━━━━━ Material provided ━━━━━
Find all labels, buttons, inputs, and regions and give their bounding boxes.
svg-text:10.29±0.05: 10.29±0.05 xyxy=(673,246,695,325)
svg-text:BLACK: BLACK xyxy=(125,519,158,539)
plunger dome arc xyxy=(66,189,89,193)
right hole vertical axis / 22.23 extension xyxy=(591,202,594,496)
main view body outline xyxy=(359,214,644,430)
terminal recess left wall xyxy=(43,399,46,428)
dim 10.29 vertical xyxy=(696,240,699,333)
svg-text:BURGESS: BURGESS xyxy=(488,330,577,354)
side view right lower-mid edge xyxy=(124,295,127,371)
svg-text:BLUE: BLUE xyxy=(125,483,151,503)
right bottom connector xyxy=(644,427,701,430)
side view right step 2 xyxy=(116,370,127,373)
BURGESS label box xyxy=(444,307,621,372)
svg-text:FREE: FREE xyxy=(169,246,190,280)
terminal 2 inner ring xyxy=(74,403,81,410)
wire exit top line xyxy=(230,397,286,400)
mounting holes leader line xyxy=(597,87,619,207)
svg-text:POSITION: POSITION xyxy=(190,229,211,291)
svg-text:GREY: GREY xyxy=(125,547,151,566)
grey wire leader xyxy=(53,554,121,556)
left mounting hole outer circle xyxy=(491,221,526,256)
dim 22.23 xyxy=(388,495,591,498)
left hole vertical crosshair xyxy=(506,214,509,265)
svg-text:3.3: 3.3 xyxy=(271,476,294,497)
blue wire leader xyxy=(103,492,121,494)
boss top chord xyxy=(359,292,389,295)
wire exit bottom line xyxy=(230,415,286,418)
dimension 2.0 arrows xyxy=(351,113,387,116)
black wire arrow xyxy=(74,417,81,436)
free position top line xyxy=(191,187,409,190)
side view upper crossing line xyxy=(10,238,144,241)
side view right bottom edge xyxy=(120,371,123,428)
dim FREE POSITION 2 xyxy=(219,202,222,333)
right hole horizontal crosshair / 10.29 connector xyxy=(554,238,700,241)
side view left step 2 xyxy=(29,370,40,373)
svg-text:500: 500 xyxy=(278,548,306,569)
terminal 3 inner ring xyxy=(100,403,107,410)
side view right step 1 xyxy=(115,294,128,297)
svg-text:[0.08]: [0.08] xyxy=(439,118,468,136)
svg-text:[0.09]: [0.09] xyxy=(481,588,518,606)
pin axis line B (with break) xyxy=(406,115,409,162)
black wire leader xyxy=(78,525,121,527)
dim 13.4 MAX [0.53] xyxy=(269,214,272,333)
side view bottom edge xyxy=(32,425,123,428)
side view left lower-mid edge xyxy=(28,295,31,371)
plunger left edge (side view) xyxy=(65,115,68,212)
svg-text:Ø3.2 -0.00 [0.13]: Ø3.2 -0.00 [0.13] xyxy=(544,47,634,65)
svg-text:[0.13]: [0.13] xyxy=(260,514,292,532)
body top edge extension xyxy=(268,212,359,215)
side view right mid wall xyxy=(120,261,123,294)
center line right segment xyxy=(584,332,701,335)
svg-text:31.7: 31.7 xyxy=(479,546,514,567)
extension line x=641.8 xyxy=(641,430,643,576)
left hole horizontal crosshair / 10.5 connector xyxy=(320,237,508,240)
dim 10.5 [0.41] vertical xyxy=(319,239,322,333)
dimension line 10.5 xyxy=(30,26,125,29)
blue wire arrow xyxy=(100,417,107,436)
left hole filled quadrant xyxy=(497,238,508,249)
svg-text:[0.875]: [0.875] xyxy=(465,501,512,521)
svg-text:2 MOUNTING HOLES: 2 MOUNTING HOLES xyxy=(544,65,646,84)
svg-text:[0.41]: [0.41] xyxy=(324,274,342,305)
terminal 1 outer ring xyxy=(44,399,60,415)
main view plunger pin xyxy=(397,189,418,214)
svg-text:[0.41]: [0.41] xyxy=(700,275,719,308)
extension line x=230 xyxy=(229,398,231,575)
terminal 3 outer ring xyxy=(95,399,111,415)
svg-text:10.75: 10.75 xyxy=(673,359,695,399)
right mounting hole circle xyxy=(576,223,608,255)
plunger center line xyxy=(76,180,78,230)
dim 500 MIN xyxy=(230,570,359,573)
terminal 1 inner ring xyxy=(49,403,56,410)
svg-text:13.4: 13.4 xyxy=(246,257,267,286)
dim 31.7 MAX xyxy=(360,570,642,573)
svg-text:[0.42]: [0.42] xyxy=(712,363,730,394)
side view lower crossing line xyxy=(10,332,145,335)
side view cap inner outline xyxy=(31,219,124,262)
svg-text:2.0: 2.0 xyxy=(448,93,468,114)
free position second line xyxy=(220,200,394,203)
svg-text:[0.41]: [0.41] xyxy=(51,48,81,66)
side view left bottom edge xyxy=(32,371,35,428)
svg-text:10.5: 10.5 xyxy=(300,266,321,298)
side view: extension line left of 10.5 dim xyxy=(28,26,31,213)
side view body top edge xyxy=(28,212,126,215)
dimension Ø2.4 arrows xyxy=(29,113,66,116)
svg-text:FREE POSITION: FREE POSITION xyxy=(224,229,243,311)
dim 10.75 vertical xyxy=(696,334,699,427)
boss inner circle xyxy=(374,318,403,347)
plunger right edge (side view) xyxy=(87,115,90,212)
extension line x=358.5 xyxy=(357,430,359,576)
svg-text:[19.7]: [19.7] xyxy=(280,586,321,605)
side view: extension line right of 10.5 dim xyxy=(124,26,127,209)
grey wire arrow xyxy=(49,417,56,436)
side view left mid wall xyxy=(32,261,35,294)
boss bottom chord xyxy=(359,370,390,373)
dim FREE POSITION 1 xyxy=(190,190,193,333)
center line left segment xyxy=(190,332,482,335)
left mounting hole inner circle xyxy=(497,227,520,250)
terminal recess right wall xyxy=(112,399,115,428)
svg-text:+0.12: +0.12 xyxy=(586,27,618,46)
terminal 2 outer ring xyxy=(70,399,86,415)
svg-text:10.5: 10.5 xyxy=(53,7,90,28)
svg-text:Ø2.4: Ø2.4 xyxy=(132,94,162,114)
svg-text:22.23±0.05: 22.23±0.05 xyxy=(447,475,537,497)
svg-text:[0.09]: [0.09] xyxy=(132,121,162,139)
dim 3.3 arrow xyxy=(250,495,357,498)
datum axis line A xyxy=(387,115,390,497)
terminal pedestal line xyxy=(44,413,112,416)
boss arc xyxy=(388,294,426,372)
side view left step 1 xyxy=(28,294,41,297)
━━━━━
_Short problem_
Please update the material by replacing every "leader" with "callout" and leaving everything else unchanged.

_Complete answer_
Find all labels, buttons, inputs, and regions and give their bounding boxes.
svg-text:10.29±0.05: 10.29±0.05 xyxy=(673,246,695,325)
svg-text:BLACK: BLACK xyxy=(125,519,158,539)
plunger dome arc xyxy=(66,189,89,193)
right hole vertical axis / 22.23 extension xyxy=(591,202,594,496)
main view body outline xyxy=(359,214,644,430)
terminal recess left wall xyxy=(43,399,46,428)
dim 10.29 vertical xyxy=(696,240,699,333)
svg-text:BURGESS: BURGESS xyxy=(488,330,577,354)
side view right lower-mid edge xyxy=(124,295,127,371)
svg-text:BLUE: BLUE xyxy=(125,483,151,503)
right bottom connector xyxy=(644,427,701,430)
side view right step 2 xyxy=(116,370,127,373)
BURGESS label box xyxy=(444,307,621,372)
svg-text:FREE: FREE xyxy=(169,246,190,280)
terminal 2 inner ring xyxy=(74,403,81,410)
wire exit top line xyxy=(230,397,286,400)
mounting holes callout line xyxy=(597,87,619,207)
svg-text:POSITION: POSITION xyxy=(190,229,211,291)
svg-text:GREY: GREY xyxy=(125,547,151,566)
grey wire callout xyxy=(53,554,121,556)
left mounting hole outer circle xyxy=(491,221,526,256)
dim 22.23 xyxy=(388,495,591,498)
left hole vertical crosshair xyxy=(506,214,509,265)
svg-text:3.3: 3.3 xyxy=(271,476,294,497)
blue wire callout xyxy=(103,492,121,494)
boss top chord xyxy=(359,292,389,295)
wire exit bottom line xyxy=(230,415,286,418)
dimension 2.0 arrows xyxy=(351,113,387,116)
black wire arrow xyxy=(74,417,81,436)
free position top line xyxy=(191,187,409,190)
side view upper crossing line xyxy=(10,238,144,241)
side view right bottom edge xyxy=(120,371,123,428)
dim FREE POSITION 2 xyxy=(219,202,222,333)
right hole horizontal crosshair / 10.29 connector xyxy=(554,238,700,241)
side view left step 2 xyxy=(29,370,40,373)
svg-text:500: 500 xyxy=(278,548,306,569)
terminal 3 inner ring xyxy=(100,403,107,410)
side view right step 1 xyxy=(115,294,128,297)
svg-text:[0.08]: [0.08] xyxy=(439,118,468,136)
svg-text:[0.09]: [0.09] xyxy=(481,588,518,606)
pin axis line B (with break) xyxy=(406,115,409,162)
black wire callout xyxy=(78,525,121,527)
dim 13.4 MAX [0.53] xyxy=(269,214,272,333)
side view bottom edge xyxy=(32,425,123,428)
side view left lower-mid edge xyxy=(28,295,31,371)
plunger left edge (side view) xyxy=(65,115,68,212)
svg-text:Ø3.2 -0.00 [0.13]: Ø3.2 -0.00 [0.13] xyxy=(544,47,634,65)
svg-text:[0.13]: [0.13] xyxy=(260,514,292,532)
body top edge extension xyxy=(268,212,359,215)
side view right mid wall xyxy=(120,261,123,294)
center line right segment xyxy=(584,332,701,335)
svg-text:31.7: 31.7 xyxy=(479,546,514,567)
extension line x=641.8 xyxy=(641,430,643,576)
left hole horizontal crosshair / 10.5 connector xyxy=(320,237,508,240)
dim 10.5 [0.41] vertical xyxy=(319,239,322,333)
dimension line 10.5 xyxy=(30,26,125,29)
blue wire arrow xyxy=(100,417,107,436)
left hole filled quadrant xyxy=(497,238,508,249)
svg-text:[0.875]: [0.875] xyxy=(465,501,512,521)
svg-text:2 MOUNTING HOLES: 2 MOUNTING HOLES xyxy=(544,65,646,84)
svg-text:[0.41]: [0.41] xyxy=(324,274,342,305)
terminal 1 outer ring xyxy=(44,399,60,415)
main view plunger pin xyxy=(397,189,418,214)
svg-text:[0.41]: [0.41] xyxy=(700,275,719,308)
extension line x=230 xyxy=(229,398,231,575)
terminal 3 outer ring xyxy=(95,399,111,415)
svg-text:10.75: 10.75 xyxy=(673,359,695,399)
right mounting hole circle xyxy=(576,223,608,255)
plunger center line xyxy=(76,180,78,230)
dim 500 MIN xyxy=(230,570,359,573)
terminal 1 inner ring xyxy=(49,403,56,410)
svg-text:13.4: 13.4 xyxy=(246,257,267,286)
dim 31.7 MAX xyxy=(360,570,642,573)
svg-text:[0.42]: [0.42] xyxy=(712,363,730,394)
side view lower crossing line xyxy=(10,332,145,335)
side view cap inner outline xyxy=(31,219,124,262)
svg-text:2.0: 2.0 xyxy=(448,93,468,114)
free position second line xyxy=(220,200,394,203)
svg-text:[0.41]: [0.41] xyxy=(51,48,81,66)
side view left bottom edge xyxy=(32,371,35,428)
svg-text:10.5: 10.5 xyxy=(300,266,321,298)
side view: extension line left of 10.5 dim xyxy=(28,26,31,213)
side view body top edge xyxy=(28,212,126,215)
dimension Ø2.4 arrows xyxy=(29,113,66,116)
svg-text:FREE POSITION: FREE POSITION xyxy=(224,229,243,311)
dim 10.75 vertical xyxy=(696,334,699,427)
boss inner circle xyxy=(374,318,403,347)
plunger right edge (side view) xyxy=(87,115,90,212)
extension line x=358.5 xyxy=(357,430,359,576)
svg-text:[19.7]: [19.7] xyxy=(280,586,321,605)
side view: extension line right of 10.5 dim xyxy=(124,26,127,209)
grey wire arrow xyxy=(49,417,56,436)
side view left mid wall xyxy=(32,261,35,294)
boss bottom chord xyxy=(359,370,390,373)
dim FREE POSITION 1 xyxy=(190,190,193,333)
center line left segment xyxy=(190,332,482,335)
left mounting hole inner circle xyxy=(497,227,520,250)
terminal recess right wall xyxy=(112,399,115,428)
svg-text:+0.12: +0.12 xyxy=(586,27,618,46)
terminal 2 outer ring xyxy=(70,399,86,415)
svg-text:10.5: 10.5 xyxy=(53,7,90,28)
svg-text:Ø2.4: Ø2.4 xyxy=(132,94,162,114)
svg-text:22.23±0.05: 22.23±0.05 xyxy=(447,475,537,497)
svg-text:[0.09]: [0.09] xyxy=(132,121,162,139)
dim 3.3 arrow xyxy=(250,495,357,498)
datum axis line A xyxy=(387,115,390,497)
terminal pedestal line xyxy=(44,413,112,416)
boss arc xyxy=(388,294,426,372)
side view left step 1 xyxy=(28,294,41,297)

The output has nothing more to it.